■ Trecho para leitura
O cenário de reforma da LRE origina e ressuscita debates a respeito dos pontos delicados da legislação falimentar, nem sempre sustentados de forma isenta, e tampouco preocupados com a organicidade sistêmica entre as normas que instituem preceitos relacionados à LRE e a segurança do crédito, em um melhor ambiente de negócios.

Esse é o caso em que se insere o empresário rural em crise. O cenário de recessão econômica em que o país se encontra nos últimos anos deu azo a um movimento crescente de pedidos de recuperação judicial por produtores rurais pessoas físicas, o que fomentou embates a respeito do tema.

Inserir na LRE previsão para uso do favor legal pelo empresário rural em qualquer condição não representa técnica legislativa adequada

A nosso ver, a adequada compreensão da questão deve considerar que o regime do direito civil trata a figura do empresário rural de forma favorecida, diferenciada e simplificada, chegando ao ponto de instituir ao produtor rural a faculdade de a seu exclusivo critério, requerer inscrição na Junta Comercial, hipótese em que, uma vez inscrito, estará equiparado ao empresário sujeito a registro. Ou seja, o legislador conferiu ao produtor rural a opção pela empresarialidade.

Referida opção legislativa se insere no contexto histórico e de desenvolvimento da atividade agrícola e agroindustrial no país, de modo que o legislador buscou adaptar os regimes e a forma de atuação do produtor rural que subsiste por sua atividade, eminentemente não profissional e organizada, daquele que atua empresarialmente na atividade agrícola, compondo os elementos de firma.

A LRE, por sua vez, prevê que o favor legal da recuperação judicial apenas pode ser utilizado por empresário ou sociedade empresária que exerça regularmente suas atividades há mais de dois anos, no momento do pedido. Ou seja, desde que o autor se enquadre como empresário inscrito na Junta Comercial ou que comprove a prática de atividade econômica organizada e, cumulativamente, exerça atividade empresarial há, pelo menos, dois anos na data da apresentação do pedido de recuperação, tais requisitos estarão cumpridos.

Itens do conjunto de dados
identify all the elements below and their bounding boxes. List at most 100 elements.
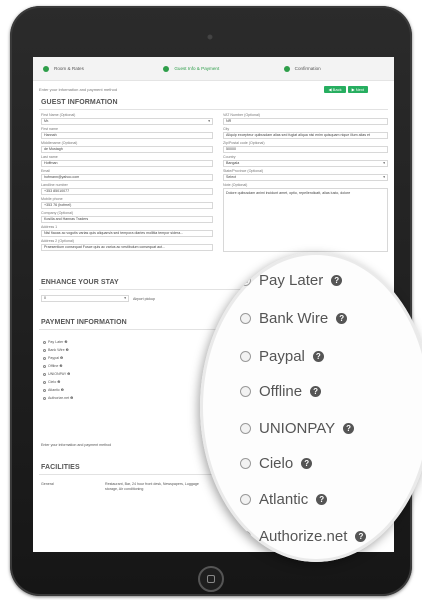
title-select[interactable]: Mr. ▾ (41, 118, 213, 125)
option-label: Paypal ❷ (48, 356, 64, 360)
field-label: State/Province (Optional) (223, 169, 264, 173)
help-icon[interactable] (310, 386, 322, 397)
option-label: Atlantic ❷ (48, 388, 65, 392)
home-button[interactable] (198, 566, 224, 592)
help-icon[interactable] (301, 458, 313, 469)
payment-option-small[interactable]: Offline ❷ (43, 364, 63, 368)
step-dot-icon (283, 65, 290, 72)
payment-option-small[interactable]: Cielo ❷ (43, 380, 60, 384)
field-value: Select (226, 175, 236, 179)
radio-icon (43, 340, 46, 344)
help-icon[interactable] (355, 531, 367, 542)
field-label: Email (41, 169, 50, 173)
facilities-row-label: General (41, 482, 54, 486)
payment-option-small[interactable]: Authorize.net ❷ (43, 396, 73, 400)
enhance-stay-title: ENHANCE YOUR STAY (41, 279, 119, 286)
last-name-input[interactable]: Hoffman (41, 160, 213, 167)
field-label: VAT Number (Optional) (223, 113, 260, 117)
option-label: Offline (259, 383, 303, 400)
payment-option-small[interactable]: Pay Later ❷ (43, 340, 68, 344)
field-label: Mobile phone (41, 197, 63, 201)
step-dot-icon (43, 65, 49, 72)
help-icon[interactable] (316, 494, 328, 505)
radio-icon (240, 386, 251, 397)
payment-option-cielo[interactable]: Cielo (240, 455, 313, 472)
field-label: Address 2 (Optional) (41, 239, 74, 243)
facilities-row-value: Restaurant, Bar, 24 hour front desk, New… (105, 482, 199, 491)
chevron-down-icon: ▾ (383, 175, 385, 179)
help-icon[interactable] (331, 275, 343, 286)
step-label: Guest Info & Payment (174, 66, 220, 71)
company-input[interactable]: Kosilla and Hannas Traders (41, 216, 213, 223)
address2-input[interactable]: Praesentium consequat Fusce quis ac vari… (41, 244, 213, 251)
home-square-icon (207, 575, 215, 583)
radio-icon (43, 380, 46, 384)
payment-option-small[interactable]: Bank Wire ❷ (43, 348, 69, 352)
vat-input[interactable]: NR (223, 118, 388, 125)
help-icon[interactable] (312, 351, 324, 362)
chevron-down-icon: ▾ (383, 161, 385, 165)
field-value: 0 (44, 296, 46, 300)
zip-input[interactable]: 50000 (223, 146, 388, 153)
field-label: First Name (Optional) (41, 113, 76, 117)
step-room-rates[interactable]: Room & Rates (33, 57, 153, 80)
help-icon[interactable] (336, 313, 348, 324)
guest-info-title: GUEST INFORMATION (41, 99, 118, 106)
field-label: Address 1 (41, 225, 58, 229)
option-label: Pay Later ❷ (48, 340, 68, 344)
option-label: Cielo ❷ (48, 380, 61, 384)
step-confirmation[interactable]: Confirmation (274, 57, 394, 80)
radio-icon (240, 494, 251, 505)
mobile-input[interactable]: +353 76 (hofmel) (41, 202, 213, 209)
first-name-input[interactable]: Hannah (41, 132, 213, 139)
email-input[interactable]: hofmann@yahoo.com (41, 174, 213, 181)
state-select[interactable]: Select ▾ (223, 174, 388, 181)
country-select[interactable]: Bangala ▾ (223, 160, 388, 167)
city-input[interactable]: Aliquip excepteur quibusdam alias sed fu… (223, 132, 388, 139)
payment-option-small[interactable]: Paypal ❷ (43, 356, 63, 360)
radio-checked-icon (240, 275, 251, 286)
radio-icon (43, 348, 46, 352)
payment-option-authorize-net[interactable]: Authorize.net (240, 528, 367, 545)
back-button[interactable]: ◀ Back (324, 85, 346, 93)
step-label: Confirmation (294, 66, 321, 71)
radio-icon (43, 364, 46, 368)
payment-option-unionpay[interactable]: UNIONPAY (240, 420, 355, 437)
payment-option-offline[interactable]: Offline (240, 383, 322, 400)
option-label: Bank Wire ❷ (48, 348, 69, 352)
payment-option-atlantic[interactable]: Atlantic (240, 491, 328, 508)
field-value: Bangala (226, 161, 240, 165)
extras-hint: Airport pickup (133, 297, 155, 301)
payment-option-small[interactable]: Atlantic ❷ (43, 388, 64, 392)
divider (39, 109, 388, 110)
radio-icon (43, 396, 46, 400)
option-label: UNIONPAY ❷ (48, 372, 71, 376)
next-button[interactable]: ▶ Next (347, 85, 368, 93)
payment-option-bank-wire[interactable]: Bank Wire (240, 310, 348, 327)
help-icon[interactable] (343, 423, 355, 434)
radio-icon (240, 313, 251, 324)
step-guest-info[interactable]: Guest Info & Payment (153, 57, 273, 80)
payment-option-small[interactable]: UNIONPAY ❷ (43, 372, 70, 376)
radio-icon (240, 351, 251, 362)
option-label: Authorize.net (259, 528, 348, 545)
landline-input[interactable]: +353 85010077 (41, 188, 213, 195)
payment-option-paypal[interactable]: Paypal (240, 348, 324, 365)
field-label: Note (Optional) (223, 183, 248, 187)
radio-icon (240, 531, 251, 542)
chevron-down-icon: ▾ (124, 296, 126, 300)
hint-text: Enter your information and payment metho… (39, 86, 118, 92)
option-label: Authorize.net ❷ (48, 396, 74, 400)
field-value: Mr. (44, 119, 49, 123)
field-label: First name (41, 127, 58, 131)
step-dot-icon (163, 65, 170, 72)
extras-select[interactable]: 0 ▾ (41, 295, 129, 302)
option-label: Atlantic (259, 491, 309, 508)
address1-input[interactable]: Nisl fiaoas ac vogutis varias quis aliqu… (41, 230, 213, 237)
middle-name-input[interactable]: de Mustagh (41, 146, 213, 153)
field-label: City (223, 127, 230, 131)
payment-option-pay-later[interactable]: Pay Later (240, 272, 343, 289)
note-textarea[interactable]: Dolore quibusdam animi incidunt amet, op… (223, 188, 388, 252)
option-label: UNIONPAY (259, 420, 336, 437)
radio-icon (43, 356, 46, 360)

■ Exercício A
Resuma o trecho em duas frases.
■ Exercício B
Por favor, diga se cada afirmação concorda com o trecho e cite as palavras dele que decidem a resposta: (i) a LRE reserva a recuperação judicial a quem exerce regularmente suas atividades há mais de dois anos no momento do pedido; (ii) o produtor rural é obrigado a se inscrever na Junta Comercial; (iii) os pedidos de recuperação judicial de produtores rurais pessoas físicas diminuíram nos últimos anos.

■ Resultado da tarefa A
A reforma da LRE reacendeu debates sobre pontos delicados da legislação falimentar, entre eles o do empresário rural em crise, cujos pedidos de recuperação judicial cresceram com a recessão econômica dos últimos anos. O direito civil faculta ao produtor rural a inscrição na Junta Comercial, enquanto a LRE só admite a recuperação judicial para empresário ou sociedade empresária que exerça regularmente suas atividades há mais de dois anos no momento do pedido.

■ Resultado da tarefa B
(i) Sim: "o favor legal da recuperação judicial apenas pode ser utilizado por empresário ou sociedade empresária que exerça regularmente suas atividades há mais de dois anos, no momento do pedido".
(ii) Não: "instituir ao produtor rural a faculdade de a seu exclusivo critério, requerer inscrição na Junta Comercial".
(iii) Não: "deu azo a um movimento crescente de pedidos de recuperação judicial por produtores rurais pessoas físicas".